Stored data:
┌──
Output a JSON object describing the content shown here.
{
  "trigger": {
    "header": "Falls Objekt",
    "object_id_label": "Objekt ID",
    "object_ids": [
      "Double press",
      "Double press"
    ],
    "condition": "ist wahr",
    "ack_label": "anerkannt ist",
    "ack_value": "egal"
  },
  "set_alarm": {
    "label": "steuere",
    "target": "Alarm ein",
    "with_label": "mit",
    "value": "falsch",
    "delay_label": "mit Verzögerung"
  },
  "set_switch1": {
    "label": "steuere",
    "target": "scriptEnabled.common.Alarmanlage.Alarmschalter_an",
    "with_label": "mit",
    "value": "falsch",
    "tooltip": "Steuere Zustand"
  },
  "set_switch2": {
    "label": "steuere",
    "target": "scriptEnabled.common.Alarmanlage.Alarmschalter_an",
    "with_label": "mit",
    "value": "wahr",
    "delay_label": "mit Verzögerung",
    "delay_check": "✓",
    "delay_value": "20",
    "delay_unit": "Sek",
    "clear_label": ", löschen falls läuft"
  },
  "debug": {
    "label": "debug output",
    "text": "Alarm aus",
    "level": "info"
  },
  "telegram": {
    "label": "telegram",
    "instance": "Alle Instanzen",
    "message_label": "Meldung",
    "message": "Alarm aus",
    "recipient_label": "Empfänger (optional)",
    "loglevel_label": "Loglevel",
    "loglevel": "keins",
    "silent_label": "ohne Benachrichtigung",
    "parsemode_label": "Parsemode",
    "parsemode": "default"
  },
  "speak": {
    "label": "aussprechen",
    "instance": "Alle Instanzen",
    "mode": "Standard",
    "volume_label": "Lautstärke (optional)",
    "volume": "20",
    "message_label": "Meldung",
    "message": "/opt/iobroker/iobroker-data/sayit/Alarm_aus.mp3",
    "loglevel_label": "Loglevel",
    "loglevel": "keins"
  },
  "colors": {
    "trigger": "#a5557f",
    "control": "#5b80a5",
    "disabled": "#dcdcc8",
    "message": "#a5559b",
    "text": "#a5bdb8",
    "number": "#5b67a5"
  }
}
└──
▸ AIM OF THE EXERCISE
Give all of the entries again, word for word.

▸ THE ANSWER
Output a JSON object describing the content shown here.
{
  "trigger": {
    "header": "Falls Objekt",
    "object_id_label": "Objekt ID",
    "object_ids": [
      "Double press",
      "Double press"
    ],
    "condition": "ist wahr",
    "ack_label": "anerkannt ist",
    "ack_value": "egal"
  },
  "set_alarm": {
    "label": "steuere",
    "target": "Alarm ein",
    "with_label": "mit",
    "value": "falsch",
    "delay_label": "mit Verzögerung"
  },
  "set_switch1": {
    "label": "steuere",
    "target": "scriptEnabled.common.Alarmanlage.Alarmschalter_an",
    "with_label": "mit",
    "value": "falsch",
    "tooltip": "Steuere Zustand"
  },
  "set_switch2": {
    "label": "steuere",
    "target": "scriptEnabled.common.Alarmanlage.Alarmschalter_an",
    "with_label": "mit",
    "value": "wahr",
    "delay_label": "mit Verzögerung",
    "delay_check": "✓",
    "delay_value": "20",
    "delay_unit": "Sek",
    "clear_label": ", löschen falls läuft"
  },
  "debug": {
    "label": "debug output",
    "text": "Alarm aus",
    "level": "info"
  },
  "telegram": {
    "label": "telegram",
    "instance": "Alle Instanzen",
    "message_label": "Meldung",
    "message": "Alarm aus",
    "recipient_label": "Empfänger (optional)",
    "loglevel_label": "Loglevel",
    "loglevel": "keins",
    "silent_label": "ohne Benachrichtigung",
    "parsemode_label": "Parsemode",
    "parsemode": "default"
  },
  "speak": {
    "label": "aussprechen",
    "instance": "Alle Instanzen",
    "mode": "Standard",
    "volume_label": "Lautstärke (optional)",
    "volume": "20",
    "message_label": "Meldung",
    "message": "/opt/iobroker/iobroker-data/sayit/Alarm_aus.mp3",
    "loglevel_label": "Loglevel",
    "loglevel": "keins"
  },
  "colors": {
    "trigger": "#a5557f",
    "control": "#5b80a5",
    "disabled": "#dcdcc8",
    "message": "#a5559b",
    "text": "#a5bdb8",
    "number": "#5b67a5"
  }
}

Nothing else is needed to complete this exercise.